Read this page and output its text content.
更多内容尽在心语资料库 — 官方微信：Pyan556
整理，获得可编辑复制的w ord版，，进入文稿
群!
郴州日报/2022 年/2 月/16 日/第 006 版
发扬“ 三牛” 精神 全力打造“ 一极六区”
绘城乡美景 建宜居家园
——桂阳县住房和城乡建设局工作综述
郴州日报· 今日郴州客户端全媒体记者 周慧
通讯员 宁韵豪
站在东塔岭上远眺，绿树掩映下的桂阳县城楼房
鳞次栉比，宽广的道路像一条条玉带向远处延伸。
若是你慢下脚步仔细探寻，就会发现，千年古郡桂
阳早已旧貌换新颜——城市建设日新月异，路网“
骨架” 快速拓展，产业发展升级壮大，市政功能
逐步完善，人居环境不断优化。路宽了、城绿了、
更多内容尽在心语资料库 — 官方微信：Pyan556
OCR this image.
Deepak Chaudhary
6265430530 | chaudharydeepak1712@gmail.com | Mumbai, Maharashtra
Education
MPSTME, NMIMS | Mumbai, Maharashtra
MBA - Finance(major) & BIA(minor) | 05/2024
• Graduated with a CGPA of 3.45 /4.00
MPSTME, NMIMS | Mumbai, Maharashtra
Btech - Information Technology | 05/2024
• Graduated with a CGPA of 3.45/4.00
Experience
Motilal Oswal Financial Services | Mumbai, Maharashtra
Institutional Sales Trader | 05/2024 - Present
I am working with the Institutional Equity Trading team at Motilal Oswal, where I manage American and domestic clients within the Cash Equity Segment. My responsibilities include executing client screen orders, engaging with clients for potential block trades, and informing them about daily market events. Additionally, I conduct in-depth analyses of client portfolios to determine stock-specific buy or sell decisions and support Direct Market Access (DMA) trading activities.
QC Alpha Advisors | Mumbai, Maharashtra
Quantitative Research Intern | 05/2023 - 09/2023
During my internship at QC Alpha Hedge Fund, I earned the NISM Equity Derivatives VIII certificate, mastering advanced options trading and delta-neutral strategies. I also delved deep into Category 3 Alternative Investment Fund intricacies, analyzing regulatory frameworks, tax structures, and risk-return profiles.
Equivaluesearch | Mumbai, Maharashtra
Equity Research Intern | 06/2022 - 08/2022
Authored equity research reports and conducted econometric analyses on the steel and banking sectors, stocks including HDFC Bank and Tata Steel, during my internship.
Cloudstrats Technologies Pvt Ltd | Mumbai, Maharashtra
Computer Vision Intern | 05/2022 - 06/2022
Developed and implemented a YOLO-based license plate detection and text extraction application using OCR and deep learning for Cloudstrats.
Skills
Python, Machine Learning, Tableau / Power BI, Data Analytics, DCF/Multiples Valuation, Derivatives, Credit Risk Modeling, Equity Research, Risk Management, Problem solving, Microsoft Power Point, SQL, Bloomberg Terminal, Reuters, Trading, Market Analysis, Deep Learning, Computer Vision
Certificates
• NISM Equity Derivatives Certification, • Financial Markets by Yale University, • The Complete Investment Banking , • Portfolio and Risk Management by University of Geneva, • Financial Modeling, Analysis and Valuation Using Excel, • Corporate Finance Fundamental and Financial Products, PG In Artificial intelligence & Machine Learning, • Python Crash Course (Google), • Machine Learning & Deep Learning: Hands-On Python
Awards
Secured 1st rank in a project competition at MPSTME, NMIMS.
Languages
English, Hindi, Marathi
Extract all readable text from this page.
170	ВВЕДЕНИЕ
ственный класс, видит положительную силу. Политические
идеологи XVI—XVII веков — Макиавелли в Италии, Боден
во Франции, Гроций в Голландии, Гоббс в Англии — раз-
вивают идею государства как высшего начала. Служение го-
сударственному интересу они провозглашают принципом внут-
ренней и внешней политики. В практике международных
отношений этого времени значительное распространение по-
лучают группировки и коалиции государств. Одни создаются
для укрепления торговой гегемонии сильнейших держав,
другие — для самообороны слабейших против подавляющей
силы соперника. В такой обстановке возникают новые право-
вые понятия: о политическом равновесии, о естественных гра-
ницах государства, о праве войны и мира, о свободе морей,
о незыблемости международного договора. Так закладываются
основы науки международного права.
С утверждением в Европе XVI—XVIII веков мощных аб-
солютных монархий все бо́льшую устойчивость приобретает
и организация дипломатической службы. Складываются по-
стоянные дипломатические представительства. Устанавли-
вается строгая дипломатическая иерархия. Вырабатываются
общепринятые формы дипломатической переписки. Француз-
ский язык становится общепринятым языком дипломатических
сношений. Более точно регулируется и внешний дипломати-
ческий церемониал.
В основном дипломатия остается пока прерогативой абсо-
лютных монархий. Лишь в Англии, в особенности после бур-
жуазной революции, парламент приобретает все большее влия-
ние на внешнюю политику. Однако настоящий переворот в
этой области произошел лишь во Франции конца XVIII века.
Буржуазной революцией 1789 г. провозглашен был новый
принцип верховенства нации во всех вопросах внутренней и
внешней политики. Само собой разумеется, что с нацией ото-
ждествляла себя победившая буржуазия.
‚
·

*YOUR TASK:* Give the material above again, word for word.

*RESULT FOR THIS EXERCISE:*
Read this page and output its text content.
更多内容尽在心语资料库 — 官方微信：Pyan556
整理，获得可编辑复制的w ord版，，进入文稿
群!
郴州日报/2022 年/2 月/16 日/第 006 版
发扬“ 三牛” 精神 全力打造“ 一极六区”
绘城乡美景 建宜居家园
——桂阳县住房和城乡建设局工作综述
郴州日报· 今日郴州客户端全媒体记者 周慧
通讯员 宁韵豪
站在东塔岭上远眺，绿树掩映下的桂阳县城楼房
鳞次栉比，宽广的道路像一条条玉带向远处延伸。
若是你慢下脚步仔细探寻，就会发现，千年古郡桂
阳早已旧貌换新颜——城市建设日新月异，路网“
骨架” 快速拓展，产业发展升级壮大，市政功能
逐步完善，人居环境不断优化。路宽了、城绿了、
更多内容尽在心语资料库 — 官方微信：Pyan556
OCR this image.
Deepak Chaudhary
6265430530 | chaudharydeepak1712@gmail.com | Mumbai, Maharashtra
Education
MPSTME, NMIMS | Mumbai, Maharashtra
MBA - Finance(major) & BIA(minor) | 05/2024
• Graduated with a CGPA of 3.45 /4.00
MPSTME, NMIMS | Mumbai, Maharashtra
Btech - Information Technology | 05/2024
• Graduated with a CGPA of 3.45/4.00
Experience
Motilal Oswal Financial Services | Mumbai, Maharashtra
Institutional Sales Trader | 05/2024 - Present
I am working with the Institutional Equity Trading team at Motilal Oswal, where I manage American and domestic clients within the Cash Equity Segment. My responsibilities include executing client screen orders, engaging with clients for potential block trades, and informing them about daily market events. Additionally, I conduct in-depth analyses of client portfolios to determine stock-specific buy or sell decisions and support Direct Market Access (DMA) trading activities.
QC Alpha Advisors | Mumbai, Maharashtra
Quantitative Research Intern | 05/2023 - 09/2023
During my internship at QC Alpha Hedge Fund, I earned the NISM Equity Derivatives VIII certificate, mastering advanced options trading and delta-neutral strategies. I also delved deep into Category 3 Alternative Investment Fund intricacies, analyzing regulatory frameworks, tax structures, and risk-return profiles.
Equivaluesearch | Mumbai, Maharashtra
Equity Research Intern | 06/2022 - 08/2022
Authored equity research reports and conducted econometric analyses on the steel and banking sectors, stocks including HDFC Bank and Tata Steel, during my internship.
Cloudstrats Technologies Pvt Ltd | Mumbai, Maharashtra
Computer Vision Intern | 05/2022 - 06/2022
Developed and implemented a YOLO-based license plate detection and text extraction application using OCR and deep learning for Cloudstrats.
Skills
Python, Machine Learning, Tableau / Power BI, Data Analytics, DCF/Multiples Valuation, Derivatives, Credit Risk Modeling, Equity Research, Risk Management, Problem solving, Microsoft Power Point, SQL, Bloomberg Terminal, Reuters, Trading, Market Analysis, Deep Learning, Computer Vision
Certificates
• NISM Equity Derivatives Certification, • Financial Markets by Yale University, • The Complete Investment Banking , • Portfolio and Risk Management by University of Geneva, • Financial Modeling, Analysis and Valuation Using Excel, • Corporate Finance Fundamental and Financial Products, PG In Artificial intelligence & Machine Learning, • Python Crash Course (Google), • Machine Learning & Deep Learning: Hands-On Python
Awards
Secured 1st rank in a project competition at MPSTME, NMIMS.
Languages
English, Hindi, Marathi
Extract all readable text from this page.
170	ВВЕДЕНИЕ
ственный класс, видит положительную силу. Политические
идеологи XVI—XVII веков — Макиавелли в Италии, Боден
во Франции, Гроций в Голландии, Гоббс в Англии — раз-
вивают идею государства как высшего начала. Служение го-
сударственному интересу они провозглашают принципом внут-
ренней и внешней политики. В практике международных
отношений этого времени значительное распространение по-
лучают группировки и коалиции государств. Одни создаются
для укрепления торговой гегемонии сильнейших держав,
другие — для самообороны слабейших против подавляющей
силы соперника. В такой обстановке возникают новые право-
вые понятия: о политическом равновесии, о естественных гра-
ницах государства, о праве войны и мира, о свободе морей,
о незыблемости международного договора. Так закладываются
основы науки международного права.
С утверждением в Европе XVI—XVIII веков мощных аб-
солютных монархий все бо́льшую устойчивость приобретает
и организация дипломатической службы. Складываются по-
стоянные дипломатические представительства. Устанавли-
вается строгая дипломатическая иерархия. Вырабатываются
общепринятые формы дипломатической переписки. Француз-
ский язык становится общепринятым языком дипломатических
сношений. Более точно регулируется и внешний дипломати-
ческий церемониал.
В основном дипломатия остается пока прерогативой абсо-
лютных монархий. Лишь в Англии, в особенности после бур-
жуазной революции, парламент приобретает все большее влия-
ние на внешнюю политику. Однако настоящий переворот в
этой области произошел лишь во Франции конца XVIII века.
Буржуазной революцией 1789 г. провозглашен был новый
принцип верховенства нации во всех вопросах внутренней и
внешней политики. Само собой разумеется, что с нацией ото-
ждествляла себя победившая буржуазия.
‚
·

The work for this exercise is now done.